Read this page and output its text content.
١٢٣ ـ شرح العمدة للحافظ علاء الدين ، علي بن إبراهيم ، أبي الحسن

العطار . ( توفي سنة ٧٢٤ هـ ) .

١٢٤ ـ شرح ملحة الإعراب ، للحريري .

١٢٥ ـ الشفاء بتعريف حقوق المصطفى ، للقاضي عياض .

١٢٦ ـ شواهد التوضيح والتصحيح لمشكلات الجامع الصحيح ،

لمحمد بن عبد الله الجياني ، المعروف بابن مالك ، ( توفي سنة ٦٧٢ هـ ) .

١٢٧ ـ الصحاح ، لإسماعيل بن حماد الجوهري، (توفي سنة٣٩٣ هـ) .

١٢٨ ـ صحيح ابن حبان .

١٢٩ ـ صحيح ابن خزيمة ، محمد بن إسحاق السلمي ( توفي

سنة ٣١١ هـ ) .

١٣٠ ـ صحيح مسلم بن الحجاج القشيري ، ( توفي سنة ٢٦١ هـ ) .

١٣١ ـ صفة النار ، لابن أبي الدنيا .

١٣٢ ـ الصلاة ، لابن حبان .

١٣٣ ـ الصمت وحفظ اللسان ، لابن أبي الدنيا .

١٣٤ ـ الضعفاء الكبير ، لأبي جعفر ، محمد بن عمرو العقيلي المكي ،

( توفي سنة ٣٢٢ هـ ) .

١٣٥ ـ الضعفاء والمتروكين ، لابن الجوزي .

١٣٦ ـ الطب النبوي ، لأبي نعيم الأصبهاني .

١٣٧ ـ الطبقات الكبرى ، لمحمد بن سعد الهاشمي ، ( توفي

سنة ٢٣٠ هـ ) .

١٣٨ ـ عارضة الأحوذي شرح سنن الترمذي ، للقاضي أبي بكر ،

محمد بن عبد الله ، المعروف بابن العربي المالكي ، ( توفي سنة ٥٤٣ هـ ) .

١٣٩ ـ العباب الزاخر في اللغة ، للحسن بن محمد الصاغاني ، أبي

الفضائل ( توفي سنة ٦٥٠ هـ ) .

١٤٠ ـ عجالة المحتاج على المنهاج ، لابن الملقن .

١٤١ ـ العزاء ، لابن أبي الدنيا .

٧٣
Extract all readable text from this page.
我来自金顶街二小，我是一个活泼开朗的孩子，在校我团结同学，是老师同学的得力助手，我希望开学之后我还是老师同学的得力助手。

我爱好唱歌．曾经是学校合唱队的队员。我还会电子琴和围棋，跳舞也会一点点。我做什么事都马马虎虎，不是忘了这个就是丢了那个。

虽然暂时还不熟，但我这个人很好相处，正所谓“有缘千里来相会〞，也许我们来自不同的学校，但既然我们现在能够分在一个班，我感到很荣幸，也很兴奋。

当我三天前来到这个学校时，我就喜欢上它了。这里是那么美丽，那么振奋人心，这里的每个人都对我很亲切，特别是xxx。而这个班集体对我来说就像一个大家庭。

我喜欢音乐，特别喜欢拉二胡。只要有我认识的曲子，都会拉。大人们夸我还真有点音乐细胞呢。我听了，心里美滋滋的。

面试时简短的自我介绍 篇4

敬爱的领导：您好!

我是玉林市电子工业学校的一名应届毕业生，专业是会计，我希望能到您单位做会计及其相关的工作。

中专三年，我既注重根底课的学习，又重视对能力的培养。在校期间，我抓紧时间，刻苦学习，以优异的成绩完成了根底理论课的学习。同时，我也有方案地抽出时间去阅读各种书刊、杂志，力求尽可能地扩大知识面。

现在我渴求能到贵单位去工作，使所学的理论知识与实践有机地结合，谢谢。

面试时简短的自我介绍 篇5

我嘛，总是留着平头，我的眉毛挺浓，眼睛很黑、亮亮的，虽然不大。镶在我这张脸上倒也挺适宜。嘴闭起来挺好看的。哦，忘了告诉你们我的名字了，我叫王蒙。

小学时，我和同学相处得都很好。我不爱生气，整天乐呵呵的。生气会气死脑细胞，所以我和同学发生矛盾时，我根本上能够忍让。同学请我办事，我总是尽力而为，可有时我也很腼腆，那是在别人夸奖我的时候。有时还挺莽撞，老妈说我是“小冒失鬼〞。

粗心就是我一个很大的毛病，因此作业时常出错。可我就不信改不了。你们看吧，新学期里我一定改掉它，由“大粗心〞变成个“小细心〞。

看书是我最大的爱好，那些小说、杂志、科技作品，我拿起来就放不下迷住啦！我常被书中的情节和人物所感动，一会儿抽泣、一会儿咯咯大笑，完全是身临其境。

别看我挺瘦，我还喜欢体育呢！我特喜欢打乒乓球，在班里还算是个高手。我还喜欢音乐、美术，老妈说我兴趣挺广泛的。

## Task brief
Your task is to quote all of the data word for word.

## Solution
Read this page and output its text content.
١٢٣ ـ شرح العمدة للحافظ علاء الدين ، علي بن إبراهيم ، أبي الحسن

العطار . ( توفي سنة ٧٢٤ هـ ) .

١٢٤ ـ شرح ملحة الإعراب ، للحريري .

١٢٥ ـ الشفاء بتعريف حقوق المصطفى ، للقاضي عياض .

١٢٦ ـ شواهد التوضيح والتصحيح لمشكلات الجامع الصحيح ،

لمحمد بن عبد الله الجياني ، المعروف بابن مالك ، ( توفي سنة ٦٧٢ هـ ) .

١٢٧ ـ الصحاح ، لإسماعيل بن حماد الجوهري، (توفي سنة٣٩٣ هـ) .

١٢٨ ـ صحيح ابن حبان .

١٢٩ ـ صحيح ابن خزيمة ، محمد بن إسحاق السلمي ( توفي

سنة ٣١١ هـ ) .

١٣٠ ـ صحيح مسلم بن الحجاج القشيري ، ( توفي سنة ٢٦١ هـ ) .

١٣١ ـ صفة النار ، لابن أبي الدنيا .

١٣٢ ـ الصلاة ، لابن حبان .

١٣٣ ـ الصمت وحفظ اللسان ، لابن أبي الدنيا .

١٣٤ ـ الضعفاء الكبير ، لأبي جعفر ، محمد بن عمرو العقيلي المكي ،

( توفي سنة ٣٢٢ هـ ) .

١٣٥ ـ الضعفاء والمتروكين ، لابن الجوزي .

١٣٦ ـ الطب النبوي ، لأبي نعيم الأصبهاني .

١٣٧ ـ الطبقات الكبرى ، لمحمد بن سعد الهاشمي ، ( توفي

سنة ٢٣٠ هـ ) .

١٣٨ ـ عارضة الأحوذي شرح سنن الترمذي ، للقاضي أبي بكر ،

محمد بن عبد الله ، المعروف بابن العربي المالكي ، ( توفي سنة ٥٤٣ هـ ) .

١٣٩ ـ العباب الزاخر في اللغة ، للحسن بن محمد الصاغاني ، أبي

الفضائل ( توفي سنة ٦٥٠ هـ ) .

١٤٠ ـ عجالة المحتاج على المنهاج ، لابن الملقن .

١٤١ ـ العزاء ، لابن أبي الدنيا .

٧٣
Extract all readable text from this page.
我来自金顶街二小，我是一个活泼开朗的孩子，在校我团结同学，是老师同学的得力助手，我希望开学之后我还是老师同学的得力助手。

我爱好唱歌．曾经是学校合唱队的队员。我还会电子琴和围棋，跳舞也会一点点。我做什么事都马马虎虎，不是忘了这个就是丢了那个。

虽然暂时还不熟，但我这个人很好相处，正所谓“有缘千里来相会〞，也许我们来自不同的学校，但既然我们现在能够分在一个班，我感到很荣幸，也很兴奋。

当我三天前来到这个学校时，我就喜欢上它了。这里是那么美丽，那么振奋人心，这里的每个人都对我很亲切，特别是xxx。而这个班集体对我来说就像一个大家庭。

我喜欢音乐，特别喜欢拉二胡。只要有我认识的曲子，都会拉。大人们夸我还真有点音乐细胞呢。我听了，心里美滋滋的。

面试时简短的自我介绍 篇4

敬爱的领导：您好!

我是玉林市电子工业学校的一名应届毕业生，专业是会计，我希望能到您单位做会计及其相关的工作。

中专三年，我既注重根底课的学习，又重视对能力的培养。在校期间，我抓紧时间，刻苦学习，以优异的成绩完成了根底理论课的学习。同时，我也有方案地抽出时间去阅读各种书刊、杂志，力求尽可能地扩大知识面。

现在我渴求能到贵单位去工作，使所学的理论知识与实践有机地结合，谢谢。

面试时简短的自我介绍 篇5

我嘛，总是留着平头，我的眉毛挺浓，眼睛很黑、亮亮的，虽然不大。镶在我这张脸上倒也挺适宜。嘴闭起来挺好看的。哦，忘了告诉你们我的名字了，我叫王蒙。

小学时，我和同学相处得都很好。我不爱生气，整天乐呵呵的。生气会气死脑细胞，所以我和同学发生矛盾时，我根本上能够忍让。同学请我办事，我总是尽力而为，可有时我也很腼腆，那是在别人夸奖我的时候。有时还挺莽撞，老妈说我是“小冒失鬼〞。

粗心就是我一个很大的毛病，因此作业时常出错。可我就不信改不了。你们看吧，新学期里我一定改掉它，由“大粗心〞变成个“小细心〞。

看书是我最大的爱好，那些小说、杂志、科技作品，我拿起来就放不下迷住啦！我常被书中的情节和人物所感动，一会儿抽泣、一会儿咯咯大笑，完全是身临其境。

别看我挺瘦，我还喜欢体育呢！我特喜欢打乒乓球，在班里还算是个高手。我还喜欢音乐、美术，老妈说我兴趣挺广泛的。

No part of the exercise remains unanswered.